WHAT YOU SHOULD DO –
From the listing below, work out how many lines contain "JSON". Reply with that number only.

-- START OF SUPPLIED INFORMATION --

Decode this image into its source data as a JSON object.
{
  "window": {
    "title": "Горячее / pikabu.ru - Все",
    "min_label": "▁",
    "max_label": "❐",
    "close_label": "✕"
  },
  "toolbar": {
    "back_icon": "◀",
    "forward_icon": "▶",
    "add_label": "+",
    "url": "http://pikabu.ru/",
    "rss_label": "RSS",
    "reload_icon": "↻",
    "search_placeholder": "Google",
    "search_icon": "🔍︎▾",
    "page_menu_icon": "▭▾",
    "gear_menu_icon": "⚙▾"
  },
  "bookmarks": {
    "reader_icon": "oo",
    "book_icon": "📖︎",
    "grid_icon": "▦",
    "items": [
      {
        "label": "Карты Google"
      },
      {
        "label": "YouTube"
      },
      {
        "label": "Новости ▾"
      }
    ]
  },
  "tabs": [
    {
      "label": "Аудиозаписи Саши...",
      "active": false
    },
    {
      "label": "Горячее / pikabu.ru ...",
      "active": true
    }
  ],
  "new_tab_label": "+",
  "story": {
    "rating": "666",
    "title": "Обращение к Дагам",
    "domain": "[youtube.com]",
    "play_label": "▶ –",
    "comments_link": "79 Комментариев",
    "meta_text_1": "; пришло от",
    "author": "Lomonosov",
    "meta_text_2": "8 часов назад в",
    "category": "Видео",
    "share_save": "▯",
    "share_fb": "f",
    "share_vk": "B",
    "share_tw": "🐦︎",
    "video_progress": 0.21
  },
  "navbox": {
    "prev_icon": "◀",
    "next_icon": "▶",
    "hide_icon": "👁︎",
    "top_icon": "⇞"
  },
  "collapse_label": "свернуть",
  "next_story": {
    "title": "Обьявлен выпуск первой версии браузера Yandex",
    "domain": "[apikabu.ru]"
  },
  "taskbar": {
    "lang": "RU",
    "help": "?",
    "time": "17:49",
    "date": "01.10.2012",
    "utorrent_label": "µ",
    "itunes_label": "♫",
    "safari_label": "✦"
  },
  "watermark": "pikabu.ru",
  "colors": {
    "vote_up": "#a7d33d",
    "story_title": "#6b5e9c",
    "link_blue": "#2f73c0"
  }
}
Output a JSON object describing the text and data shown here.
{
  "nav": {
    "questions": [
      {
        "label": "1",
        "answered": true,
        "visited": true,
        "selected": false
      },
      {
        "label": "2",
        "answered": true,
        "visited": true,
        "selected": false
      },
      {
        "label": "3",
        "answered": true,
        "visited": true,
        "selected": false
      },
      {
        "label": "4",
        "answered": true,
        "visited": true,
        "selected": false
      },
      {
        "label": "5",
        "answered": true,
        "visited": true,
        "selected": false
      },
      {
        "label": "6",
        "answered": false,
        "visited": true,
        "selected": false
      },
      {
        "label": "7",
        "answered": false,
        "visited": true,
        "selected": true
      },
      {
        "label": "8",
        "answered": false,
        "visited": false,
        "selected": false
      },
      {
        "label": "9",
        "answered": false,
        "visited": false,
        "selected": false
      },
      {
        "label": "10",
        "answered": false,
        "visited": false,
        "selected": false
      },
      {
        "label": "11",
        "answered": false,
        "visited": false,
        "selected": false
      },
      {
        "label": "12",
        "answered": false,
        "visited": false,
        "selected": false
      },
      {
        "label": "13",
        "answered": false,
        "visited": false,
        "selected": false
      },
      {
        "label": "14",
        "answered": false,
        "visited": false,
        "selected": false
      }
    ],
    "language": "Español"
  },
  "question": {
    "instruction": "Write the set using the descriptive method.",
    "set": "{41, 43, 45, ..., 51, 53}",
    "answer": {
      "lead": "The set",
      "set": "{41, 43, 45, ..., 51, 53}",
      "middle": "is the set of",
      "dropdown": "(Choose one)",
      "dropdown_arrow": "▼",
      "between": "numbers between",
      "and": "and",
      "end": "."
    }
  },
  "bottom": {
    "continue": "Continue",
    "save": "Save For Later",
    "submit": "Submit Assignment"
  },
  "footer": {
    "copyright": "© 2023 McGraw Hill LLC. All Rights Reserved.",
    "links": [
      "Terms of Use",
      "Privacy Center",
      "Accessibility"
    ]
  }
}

-- END OF SUPPLIED INFORMATION --

RESULT –
2